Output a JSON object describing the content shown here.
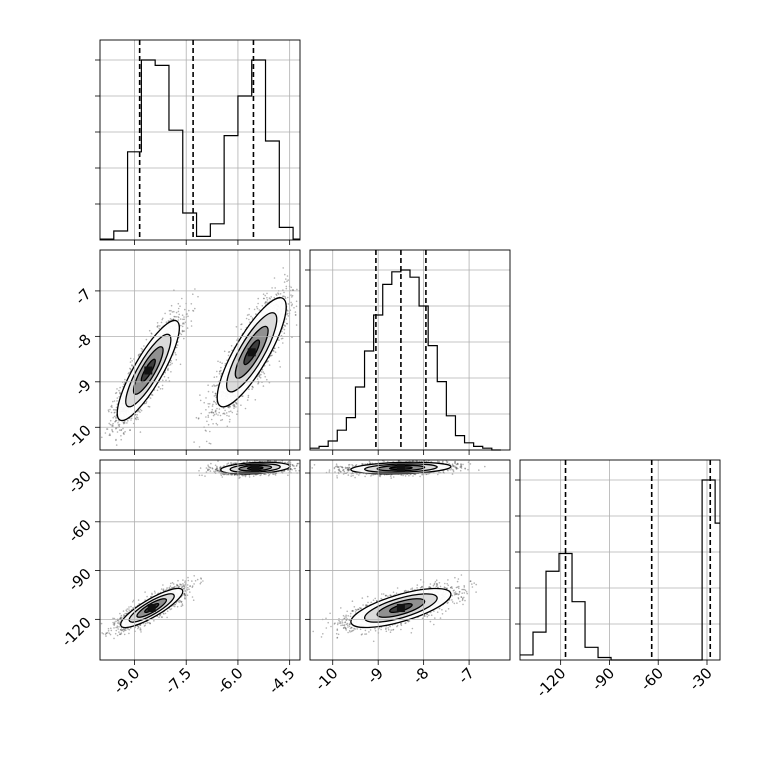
{
  "chart_data": {
    "type": "corner",
    "title": "",
    "grid": true,
    "colors": {
      "line": "#000000",
      "grid": "#b0b0b0",
      "points": "#555555"
    },
    "variables": [
      {
        "range": [
          -10.0,
          -4.2
        ],
        "ticks": [
          -9.0,
          -7.5,
          -6.0,
          -4.5
        ],
        "tick_labels": [
          "-9.0",
          "-7.5",
          "-6.0",
          "-4.5"
        ]
      },
      {
        "range": [
          -10.5,
          -6.1
        ],
        "ticks": [
          -10,
          -9,
          -8,
          -7
        ],
        "tick_labels": [
          "-10",
          "-9",
          "-8",
          "-7"
        ]
      },
      {
        "range": [
          -145,
          -22
        ],
        "ticks": [
          -120,
          -90,
          -60,
          -30
        ],
        "tick_labels": [
          "-120",
          "-90",
          "-60",
          "-30"
        ]
      }
    ],
    "histograms": [
      {
        "var": 0,
        "edges": [
          -10.0,
          -9.6,
          -9.2,
          -8.8,
          -8.4,
          -8.0,
          -7.6,
          -7.2,
          -6.8,
          -6.4,
          -6.0,
          -5.6,
          -5.2,
          -4.8,
          -4.4,
          -4.0
        ],
        "counts": [
          0.5,
          5,
          49,
          100,
          97,
          61,
          15,
          2,
          9,
          58,
          80,
          100,
          55,
          7,
          0.5
        ],
        "quantiles": [
          -8.85,
          -7.3,
          -5.55
        ]
      },
      {
        "var": 1,
        "edges": [
          -10.5,
          -10.3,
          -10.1,
          -9.9,
          -9.7,
          -9.5,
          -9.3,
          -9.1,
          -8.9,
          -8.7,
          -8.5,
          -8.3,
          -8.1,
          -7.9,
          -7.7,
          -7.5,
          -7.3,
          -7.1,
          -6.9,
          -6.7,
          -6.5,
          -6.3
        ],
        "counts": [
          1,
          2,
          5,
          11,
          18,
          35,
          55,
          75,
          92,
          99,
          100,
          96,
          80,
          58,
          38,
          19,
          8,
          4,
          2,
          1,
          0
        ],
        "quantiles": [
          -9.05,
          -8.5,
          -7.95
        ]
      },
      {
        "var": 2,
        "edges": [
          -145,
          -137,
          -129,
          -121,
          -113,
          -105,
          -97,
          -89,
          -81,
          -73,
          -65,
          -57,
          -49,
          -41,
          -33,
          -25,
          -17
        ],
        "counts": [
          2,
          11,
          35,
          42,
          23,
          5,
          1,
          0,
          0,
          0,
          0,
          0,
          0,
          0,
          71,
          54
        ],
        "quantiles": [
          -117,
          -64,
          -28
        ]
      }
    ],
    "joint_plots": [
      {
        "x_var": 0,
        "y_var": 1,
        "clusters": [
          {
            "mean": [
              -8.6,
              -8.75
            ],
            "sd": [
              0.45,
              0.55
            ],
            "rho": 0.85
          },
          {
            "mean": [
              -5.6,
              -8.35
            ],
            "sd": [
              0.5,
              0.6
            ],
            "rho": 0.83
          }
        ]
      },
      {
        "x_var": 0,
        "y_var": 2,
        "clusters": [
          {
            "mean": [
              -8.5,
              -113
            ],
            "sd": [
              0.45,
              6
            ],
            "rho": 0.85
          },
          {
            "mean": [
              -5.5,
              -27
            ],
            "sd": [
              0.5,
              1.8
            ],
            "rho": 0.3
          }
        ]
      },
      {
        "x_var": 1,
        "y_var": 2,
        "clusters": [
          {
            "mean": [
              -8.5,
              -113
            ],
            "sd": [
              0.55,
              6
            ],
            "rho": 0.7
          },
          {
            "mean": [
              -8.5,
              -27
            ],
            "sd": [
              0.55,
              1.8
            ],
            "rho": 0.25
          }
        ]
      }
    ]
  }
}
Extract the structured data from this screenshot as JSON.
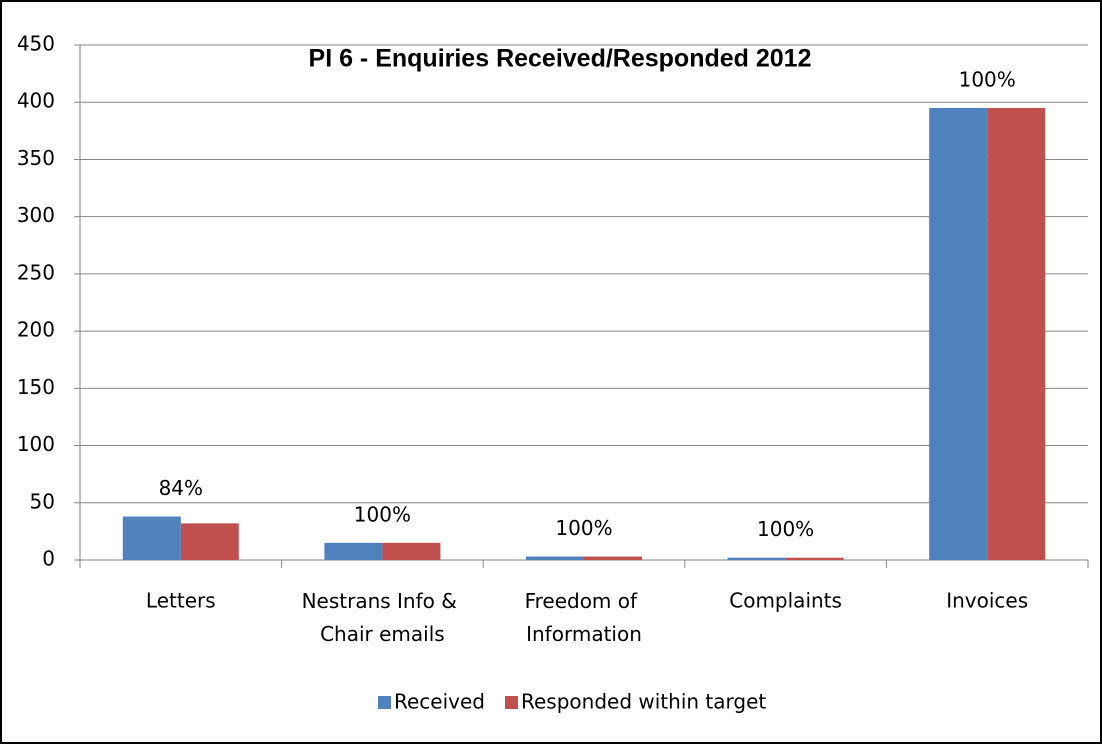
{
  "chart_data": {
    "type": "bar",
    "title": "PI 6 - Enquiries Received/Responded 2012",
    "categories": [
      "Letters",
      "Nestrans Info & Chair emails",
      "Freedom of Information",
      "Complaints",
      "Invoices"
    ],
    "series": [
      {
        "name": "Received",
        "color": "#4f81bd",
        "values": [
          38,
          15,
          3,
          2,
          395
        ]
      },
      {
        "name": "Responded within target",
        "color": "#c0504d",
        "values": [
          32,
          15,
          3,
          2,
          395
        ]
      }
    ],
    "annotations": [
      "84%",
      "100%",
      "100%",
      "100%",
      "100%"
    ],
    "ylim": [
      0,
      450
    ],
    "yticks": [
      0,
      50,
      100,
      150,
      200,
      250,
      300,
      350,
      400,
      450
    ],
    "grid": true,
    "legend": "bottom"
  }
}
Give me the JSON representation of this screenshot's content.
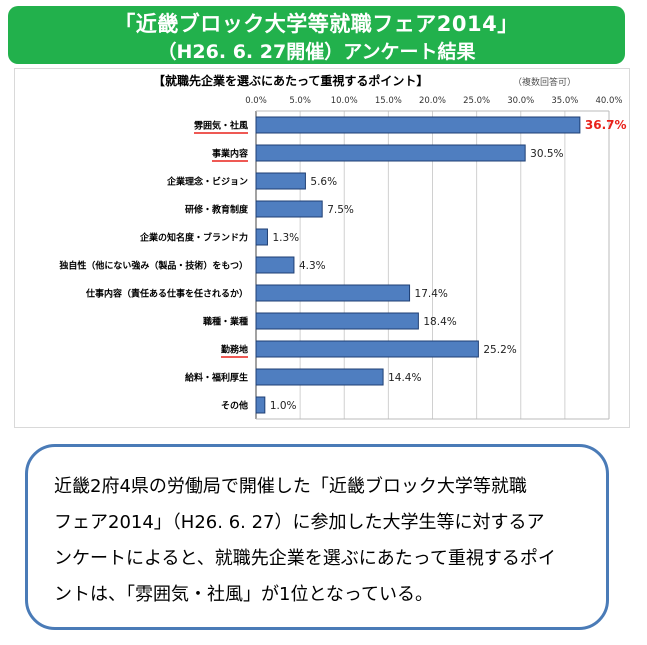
{
  "banner": {
    "line1": "「近畿ブロック大学等就職フェア2014」",
    "line2": "（H26. 6. 27開催）アンケート結果"
  },
  "chart_data": {
    "type": "bar",
    "orientation": "horizontal",
    "title": "【就職先企業を選ぶにあたって重視するポイント】",
    "subtitle": "（複数回答可）",
    "xlim": [
      0,
      40
    ],
    "tick_labels": [
      "0.0%",
      "5.0%",
      "10.0%",
      "15.0%",
      "20.0%",
      "25.0%",
      "30.0%",
      "35.0%",
      "40.0%"
    ],
    "grid": true,
    "categories": [
      "雰囲気・社風",
      "事業内容",
      "企業理念・ビジョン",
      "研修・教育制度",
      "企業の知名度・ブランド力",
      "独自性（他にない強み（製品・技術）をもつ）",
      "仕事内容（責任ある仕事を任されるか）",
      "職種・業種",
      "勤務地",
      "給料・福利厚生",
      "その他"
    ],
    "values": [
      36.7,
      30.5,
      5.6,
      7.5,
      1.3,
      4.3,
      17.4,
      18.4,
      25.2,
      14.4,
      1.0
    ],
    "value_labels": [
      "36.7%",
      "30.5%",
      "5.6%",
      "7.5%",
      "1.3%",
      "4.3%",
      "17.4%",
      "18.4%",
      "25.2%",
      "14.4%",
      "1.0%"
    ],
    "underlined": [
      "雰囲気・社風",
      "事業内容",
      "勤務地"
    ],
    "highlighted_value_index": 0,
    "colors": {
      "bar": "#4f7ec0",
      "bar_border": "#1f3f73",
      "highlight": "#e8221b",
      "underline": "#e8221b",
      "grid": "#d0d0d0"
    }
  },
  "callout": {
    "lines": [
      "近畿2府4県の労働局で開催した「近畿ブロック大学等就職",
      "フェア2014」（H26. 6. 27）に参加した大学生等に対するア",
      "ンケートによると、就職先企業を選ぶにあたって重視するポイ",
      "ントは、「雰囲気・社風」が1位となっている。"
    ]
  }
}
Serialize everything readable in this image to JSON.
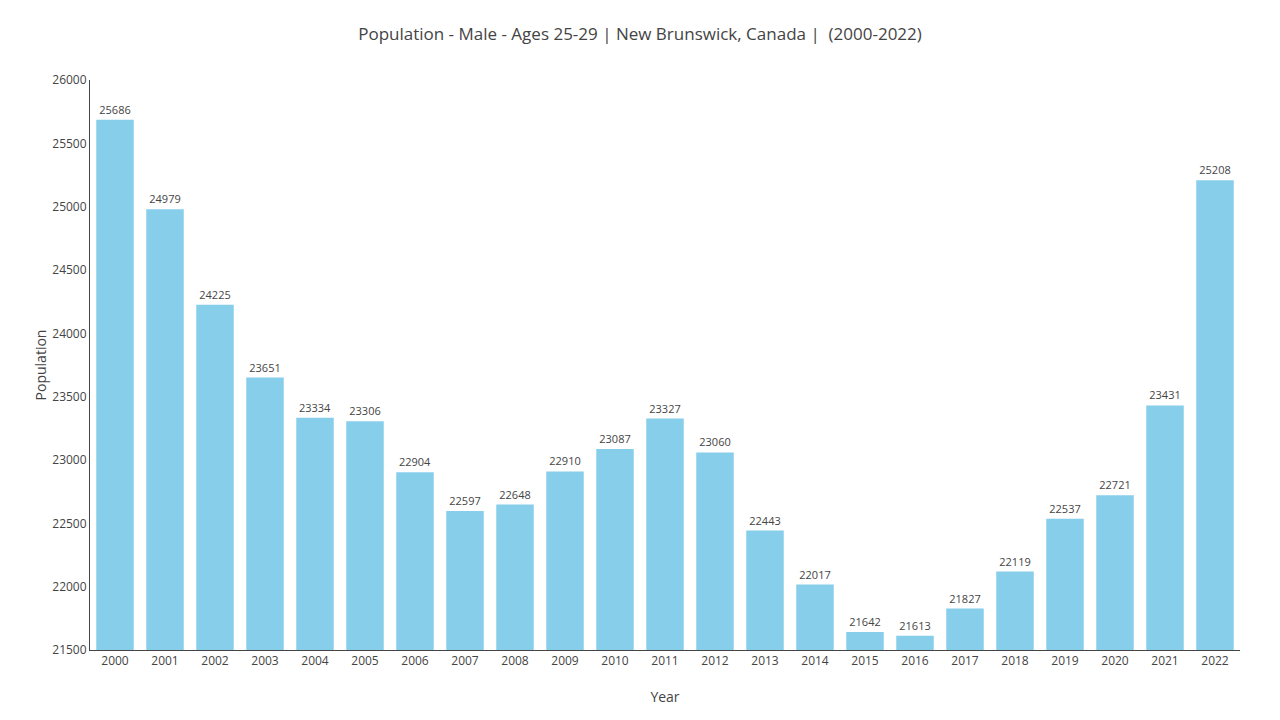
{
  "chart_data": {
    "type": "bar",
    "title": "Population - Male - Ages 25-29 | New Brunswick, Canada |  (2000-2022)",
    "xlabel": "Year",
    "ylabel": "Population",
    "categories": [
      "2000",
      "2001",
      "2002",
      "2003",
      "2004",
      "2005",
      "2006",
      "2007",
      "2008",
      "2009",
      "2010",
      "2011",
      "2012",
      "2013",
      "2014",
      "2015",
      "2016",
      "2017",
      "2018",
      "2019",
      "2020",
      "2021",
      "2022"
    ],
    "values": [
      25686,
      24979,
      24225,
      23651,
      23334,
      23306,
      22904,
      22597,
      22648,
      22910,
      23087,
      23327,
      23060,
      22443,
      22017,
      21642,
      21613,
      21827,
      22119,
      22537,
      22721,
      23431,
      25208
    ],
    "color": "#87CEEB",
    "ylim": [
      21500,
      26000
    ],
    "yticks": [
      21500,
      22000,
      22500,
      23000,
      23500,
      24000,
      24500,
      25000,
      25500,
      26000
    ],
    "grid": false,
    "data_labels": true
  }
}
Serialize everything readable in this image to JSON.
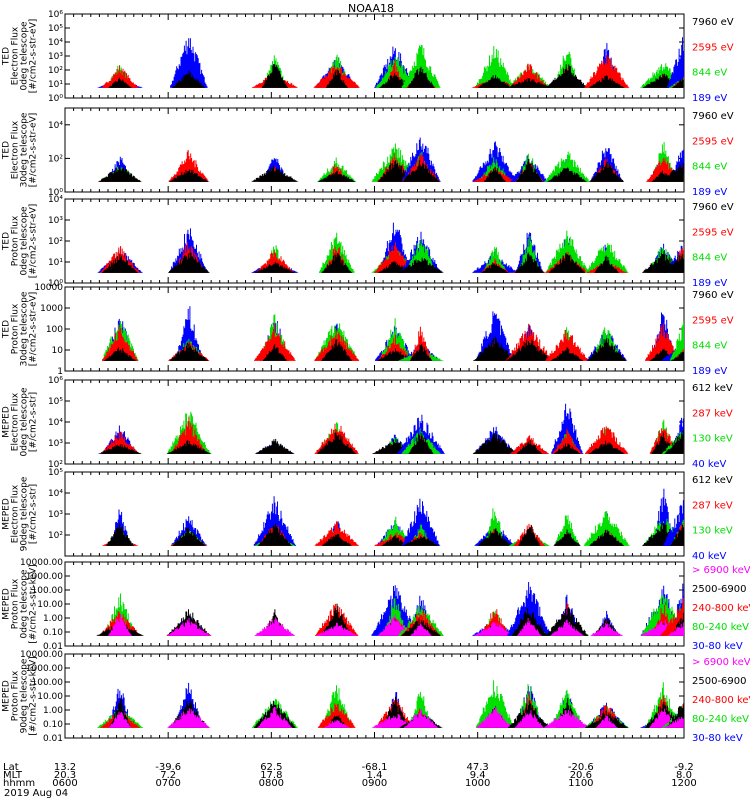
{
  "chart_data": {
    "type": "line",
    "title": "NOAA18",
    "date": "2019 Aug 04",
    "colors": {
      "black": "#000000",
      "red": "#ff0000",
      "green": "#00e000",
      "blue": "#0000ff",
      "magenta": "#ff00ff"
    },
    "panels": [
      {
        "ylabel": [
          "TED",
          "Electron Flux",
          "0deg telescope",
          "[#/cm2-s-str-eV]"
        ],
        "ylim": [
          1,
          1000000
        ],
        "log": true,
        "ticks": [
          1,
          10,
          100,
          1000,
          10000,
          100000,
          1000000
        ],
        "tick_labels": [
          "10⁰",
          "10¹",
          "10²",
          "10³",
          "10⁴",
          "10⁵",
          "10⁶"
        ],
        "legend": [
          {
            "name": "7960 eV",
            "color": "black"
          },
          {
            "name": "2595 eV",
            "color": "red"
          },
          {
            "name": "844 eV",
            "color": "green"
          },
          {
            "name": "189 eV",
            "color": "blue"
          }
        ]
      },
      {
        "ylabel": [
          "TED",
          "Electron Flux",
          "30deg telescope",
          "[#/cm2-s-str-eV]"
        ],
        "ylim": [
          1,
          100000
        ],
        "log": true,
        "ticks": [
          1,
          100,
          10000
        ],
        "tick_labels": [
          "10⁰",
          "10²",
          "10⁴"
        ],
        "legend": [
          {
            "name": "7960 eV",
            "color": "black"
          },
          {
            "name": "2595 eV",
            "color": "red"
          },
          {
            "name": "844 eV",
            "color": "green"
          },
          {
            "name": "189 eV",
            "color": "blue"
          }
        ]
      },
      {
        "ylabel": [
          "TED",
          "Proton Flux",
          "0deg telescope",
          "[#/cm2-s-str-eV]"
        ],
        "ylim": [
          1,
          10000
        ],
        "log": true,
        "ticks": [
          1,
          10,
          100,
          1000,
          10000
        ],
        "tick_labels": [
          "10⁰",
          "10¹",
          "10²",
          "10³",
          "10⁴"
        ],
        "legend": [
          {
            "name": "7960 eV",
            "color": "black"
          },
          {
            "name": "2595 eV",
            "color": "red"
          },
          {
            "name": "844 eV",
            "color": "green"
          },
          {
            "name": "189 eV",
            "color": "blue"
          }
        ]
      },
      {
        "ylabel": [
          "TED",
          "Proton Flux",
          "30deg telescope",
          "[#/cm2-s-str-eV]"
        ],
        "ylim": [
          1,
          10000
        ],
        "log": true,
        "ticks": [
          1,
          10,
          100,
          1000,
          10000
        ],
        "tick_labels": [
          "1",
          "10",
          "100",
          "1000",
          "10000"
        ],
        "legend": [
          {
            "name": "7960 eV",
            "color": "black"
          },
          {
            "name": "2595 eV",
            "color": "red"
          },
          {
            "name": "844 eV",
            "color": "green"
          },
          {
            "name": "189 eV",
            "color": "blue"
          }
        ]
      },
      {
        "ylabel": [
          "MEPED",
          "Electron Flux",
          "0deg telescope",
          "[#/cm2-s-str]"
        ],
        "ylim": [
          100,
          1000000
        ],
        "log": true,
        "ticks": [
          100,
          1000,
          10000,
          100000,
          1000000
        ],
        "tick_labels": [
          "10²",
          "10³",
          "10⁴",
          "10⁵",
          "10⁶"
        ],
        "legend": [
          {
            "name": "612 keV",
            "color": "black"
          },
          {
            "name": "287 keV",
            "color": "red"
          },
          {
            "name": "130 keV",
            "color": "green"
          },
          {
            "name": "40 keV",
            "color": "blue"
          }
        ]
      },
      {
        "ylabel": [
          "MEPED",
          "Electron Flux",
          "90deg telescope",
          "[#/cm2-s-str]"
        ],
        "ylim": [
          10,
          100000
        ],
        "log": true,
        "ticks": [
          100,
          1000,
          10000,
          100000
        ],
        "tick_labels": [
          "10²",
          "10³",
          "10⁴",
          "10⁵"
        ],
        "legend": [
          {
            "name": "612 keV",
            "color": "black"
          },
          {
            "name": "287 keV",
            "color": "red"
          },
          {
            "name": "130 keV",
            "color": "green"
          },
          {
            "name": "40 keV",
            "color": "blue"
          }
        ]
      },
      {
        "ylabel": [
          "MEPED",
          "Proton Flux",
          "0deg telescope",
          "[#/cm2-s-str-keV]"
        ],
        "ylim": [
          0.01,
          10000
        ],
        "log": true,
        "ticks": [
          0.01,
          0.1,
          1,
          10,
          100,
          1000,
          10000
        ],
        "tick_labels": [
          "0.01",
          "0.10",
          "1.00",
          "10.00",
          "100.00",
          "1000.00",
          "10000.00"
        ],
        "legend": [
          {
            "name": "> 6900 keV",
            "color": "magenta"
          },
          {
            "name": "2500-6900",
            "color": "black"
          },
          {
            "name": "240-800 keV",
            "color": "red"
          },
          {
            "name": "80-240 keV",
            "color": "green"
          },
          {
            "name": "30-80 keV",
            "color": "blue"
          }
        ]
      },
      {
        "ylabel": [
          "MEPED",
          "Proton Flux",
          "90deg telescope",
          "[#/cm2-s-str-keV]"
        ],
        "ylim": [
          0.01,
          10000
        ],
        "log": true,
        "ticks": [
          0.01,
          0.1,
          1,
          10,
          100,
          1000,
          10000
        ],
        "tick_labels": [
          "0.01",
          "0.10",
          "1.00",
          "10.00",
          "100.00",
          "1000.00",
          "10000.00"
        ],
        "legend": [
          {
            "name": "> 6900 keV",
            "color": "magenta"
          },
          {
            "name": "2500-6900",
            "color": "black"
          },
          {
            "name": "240-800 keV",
            "color": "red"
          },
          {
            "name": "80-240 keV",
            "color": "green"
          },
          {
            "name": "30-80 keV",
            "color": "blue"
          }
        ]
      }
    ],
    "x_axis": {
      "row_labels": [
        "Lat",
        "MLT",
        "hhmm"
      ],
      "ticks": [
        {
          "t": 600,
          "lat": "13.2",
          "mlt": "20.3",
          "hhmm": "0600"
        },
        {
          "t": 660,
          "lat": "-39.6",
          "mlt": "7.2",
          "hhmm": "0700"
        },
        {
          "t": 720,
          "lat": "62.5",
          "mlt": "17.8",
          "hhmm": "0800"
        },
        {
          "t": 780,
          "lat": "-68.1",
          "mlt": "1.4",
          "hhmm": "0900"
        },
        {
          "t": 840,
          "lat": "47.3",
          "mlt": "9.4",
          "hhmm": "1000"
        },
        {
          "t": 900,
          "lat": "-20.6",
          "mlt": "20.6",
          "hhmm": "1100"
        },
        {
          "t": 960,
          "lat": "-9.2",
          "mlt": "8.0",
          "hhmm": "1200"
        }
      ],
      "xlim": [
        600,
        960
      ]
    },
    "burst_centers_min": [
      632,
      672,
      722,
      758,
      792,
      807,
      850,
      870,
      892,
      915,
      948,
      960
    ],
    "grid": false
  }
}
⁂
Every line in the data that holds "JSON" should be copied out.

_Response for this exercise_
Output a JSON object describing the content shown here.
Extract the structured data from this screenshot as JSON.
Give me the JSON representation of this screenshot's content.
Serialize everything readable in this image to JSON.
Serialize everything readable in this image to JSON.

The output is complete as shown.